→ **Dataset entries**
_ _ _ _

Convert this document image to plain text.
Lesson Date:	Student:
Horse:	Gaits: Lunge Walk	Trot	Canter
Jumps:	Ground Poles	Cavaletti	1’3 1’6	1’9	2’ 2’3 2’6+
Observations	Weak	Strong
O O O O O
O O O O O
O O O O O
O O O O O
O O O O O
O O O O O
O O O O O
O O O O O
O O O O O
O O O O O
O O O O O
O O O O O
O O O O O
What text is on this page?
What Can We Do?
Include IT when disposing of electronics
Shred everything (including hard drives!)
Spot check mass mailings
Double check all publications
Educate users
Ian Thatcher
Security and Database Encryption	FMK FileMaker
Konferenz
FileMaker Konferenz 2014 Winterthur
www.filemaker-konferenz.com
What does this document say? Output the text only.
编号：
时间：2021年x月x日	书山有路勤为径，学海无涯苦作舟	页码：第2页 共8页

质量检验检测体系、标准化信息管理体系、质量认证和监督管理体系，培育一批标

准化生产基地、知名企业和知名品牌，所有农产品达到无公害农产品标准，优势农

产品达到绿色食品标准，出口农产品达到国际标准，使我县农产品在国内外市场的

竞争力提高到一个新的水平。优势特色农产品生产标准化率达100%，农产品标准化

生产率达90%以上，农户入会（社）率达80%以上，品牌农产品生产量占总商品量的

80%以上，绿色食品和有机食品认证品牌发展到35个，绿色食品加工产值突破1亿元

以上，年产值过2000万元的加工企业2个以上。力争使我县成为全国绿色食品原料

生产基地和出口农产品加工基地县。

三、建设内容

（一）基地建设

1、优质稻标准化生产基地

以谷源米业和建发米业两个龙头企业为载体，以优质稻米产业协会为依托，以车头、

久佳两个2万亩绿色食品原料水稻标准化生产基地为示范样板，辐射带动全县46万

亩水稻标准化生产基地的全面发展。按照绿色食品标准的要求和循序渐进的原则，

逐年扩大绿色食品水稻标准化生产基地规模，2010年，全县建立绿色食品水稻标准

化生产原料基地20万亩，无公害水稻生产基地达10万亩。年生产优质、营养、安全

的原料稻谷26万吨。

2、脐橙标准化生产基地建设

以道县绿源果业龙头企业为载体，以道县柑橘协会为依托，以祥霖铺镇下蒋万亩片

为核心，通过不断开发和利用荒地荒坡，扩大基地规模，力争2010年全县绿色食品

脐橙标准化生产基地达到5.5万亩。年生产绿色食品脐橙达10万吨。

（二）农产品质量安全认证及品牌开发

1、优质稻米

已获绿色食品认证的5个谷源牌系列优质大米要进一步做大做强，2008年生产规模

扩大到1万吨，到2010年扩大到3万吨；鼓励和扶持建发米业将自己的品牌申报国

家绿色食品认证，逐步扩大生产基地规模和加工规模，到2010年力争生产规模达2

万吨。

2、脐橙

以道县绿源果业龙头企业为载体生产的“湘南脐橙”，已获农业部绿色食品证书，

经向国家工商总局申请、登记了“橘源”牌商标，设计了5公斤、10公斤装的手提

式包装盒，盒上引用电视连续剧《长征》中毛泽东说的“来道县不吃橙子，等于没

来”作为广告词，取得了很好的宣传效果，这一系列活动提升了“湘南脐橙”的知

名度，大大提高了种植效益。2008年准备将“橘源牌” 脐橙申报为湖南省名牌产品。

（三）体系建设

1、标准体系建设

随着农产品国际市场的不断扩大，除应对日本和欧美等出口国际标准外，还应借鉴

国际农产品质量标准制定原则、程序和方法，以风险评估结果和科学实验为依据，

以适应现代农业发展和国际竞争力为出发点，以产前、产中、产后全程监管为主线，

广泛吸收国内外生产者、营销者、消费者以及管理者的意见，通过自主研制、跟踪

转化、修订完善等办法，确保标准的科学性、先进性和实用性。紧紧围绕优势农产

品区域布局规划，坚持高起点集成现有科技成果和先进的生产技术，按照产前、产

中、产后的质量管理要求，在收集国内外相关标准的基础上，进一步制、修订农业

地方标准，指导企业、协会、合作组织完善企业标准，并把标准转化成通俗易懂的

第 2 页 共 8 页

_ _ _ _

→ **YOUR TASK**
Return each entry from the material above exactly as it appears.

→ **PROBLEM SOLUTION**
Convert this document image to plain text.
Lesson Date:	Student:
Horse:	Gaits: Lunge Walk	Trot	Canter
Jumps:	Ground Poles	Cavaletti	1’3 1’6	1’9	2’ 2’3 2’6+
Observations	Weak	Strong
O O O O O
O O O O O
O O O O O
O O O O O
O O O O O
O O O O O
O O O O O
O O O O O
O O O O O
O O O O O
O O O O O
O O O O O
O O O O O
What text is on this page?
What Can We Do?
Include IT when disposing of electronics
Shred everything (including hard drives!)
Spot check mass mailings
Double check all publications
Educate users
Ian Thatcher
Security and Database Encryption	FMK FileMaker
Konferenz
FileMaker Konferenz 2014 Winterthur
www.filemaker-konferenz.com
What does this document say? Output the text only.
编号：
时间：2021年x月x日	书山有路勤为径，学海无涯苦作舟	页码：第2页 共8页

质量检验检测体系、标准化信息管理体系、质量认证和监督管理体系，培育一批标

准化生产基地、知名企业和知名品牌，所有农产品达到无公害农产品标准，优势农

产品达到绿色食品标准，出口农产品达到国际标准，使我县农产品在国内外市场的

竞争力提高到一个新的水平。优势特色农产品生产标准化率达100%，农产品标准化

生产率达90%以上，农户入会（社）率达80%以上，品牌农产品生产量占总商品量的

80%以上，绿色食品和有机食品认证品牌发展到35个，绿色食品加工产值突破1亿元

以上，年产值过2000万元的加工企业2个以上。力争使我县成为全国绿色食品原料

生产基地和出口农产品加工基地县。

三、建设内容

（一）基地建设

1、优质稻标准化生产基地

以谷源米业和建发米业两个龙头企业为载体，以优质稻米产业协会为依托，以车头、

久佳两个2万亩绿色食品原料水稻标准化生产基地为示范样板，辐射带动全县46万

亩水稻标准化生产基地的全面发展。按照绿色食品标准的要求和循序渐进的原则，

逐年扩大绿色食品水稻标准化生产基地规模，2010年，全县建立绿色食品水稻标准

化生产原料基地20万亩，无公害水稻生产基地达10万亩。年生产优质、营养、安全

的原料稻谷26万吨。

2、脐橙标准化生产基地建设

以道县绿源果业龙头企业为载体，以道县柑橘协会为依托，以祥霖铺镇下蒋万亩片

为核心，通过不断开发和利用荒地荒坡，扩大基地规模，力争2010年全县绿色食品

脐橙标准化生产基地达到5.5万亩。年生产绿色食品脐橙达10万吨。

（二）农产品质量安全认证及品牌开发

1、优质稻米

已获绿色食品认证的5个谷源牌系列优质大米要进一步做大做强，2008年生产规模

扩大到1万吨，到2010年扩大到3万吨；鼓励和扶持建发米业将自己的品牌申报国

家绿色食品认证，逐步扩大生产基地规模和加工规模，到2010年力争生产规模达2

万吨。

2、脐橙

以道县绿源果业龙头企业为载体生产的“湘南脐橙”，已获农业部绿色食品证书，

经向国家工商总局申请、登记了“橘源”牌商标，设计了5公斤、10公斤装的手提

式包装盒，盒上引用电视连续剧《长征》中毛泽东说的“来道县不吃橙子，等于没

来”作为广告词，取得了很好的宣传效果，这一系列活动提升了“湘南脐橙”的知

名度，大大提高了种植效益。2008年准备将“橘源牌” 脐橙申报为湖南省名牌产品。

（三）体系建设

1、标准体系建设

随着农产品国际市场的不断扩大，除应对日本和欧美等出口国际标准外，还应借鉴

国际农产品质量标准制定原则、程序和方法，以风险评估结果和科学实验为依据，

以适应现代农业发展和国际竞争力为出发点，以产前、产中、产后全程监管为主线，

广泛吸收国内外生产者、营销者、消费者以及管理者的意见，通过自主研制、跟踪

转化、修订完善等办法，确保标准的科学性、先进性和实用性。紧紧围绕优势农产

品区域布局规划，坚持高起点集成现有科技成果和先进的生产技术，按照产前、产

中、产后的质量管理要求，在收集国内外相关标准的基础上，进一步制、修订农业

地方标准，指导企业、协会、合作组织完善企业标准，并把标准转化成通俗易懂的

第 2 页 共 8 页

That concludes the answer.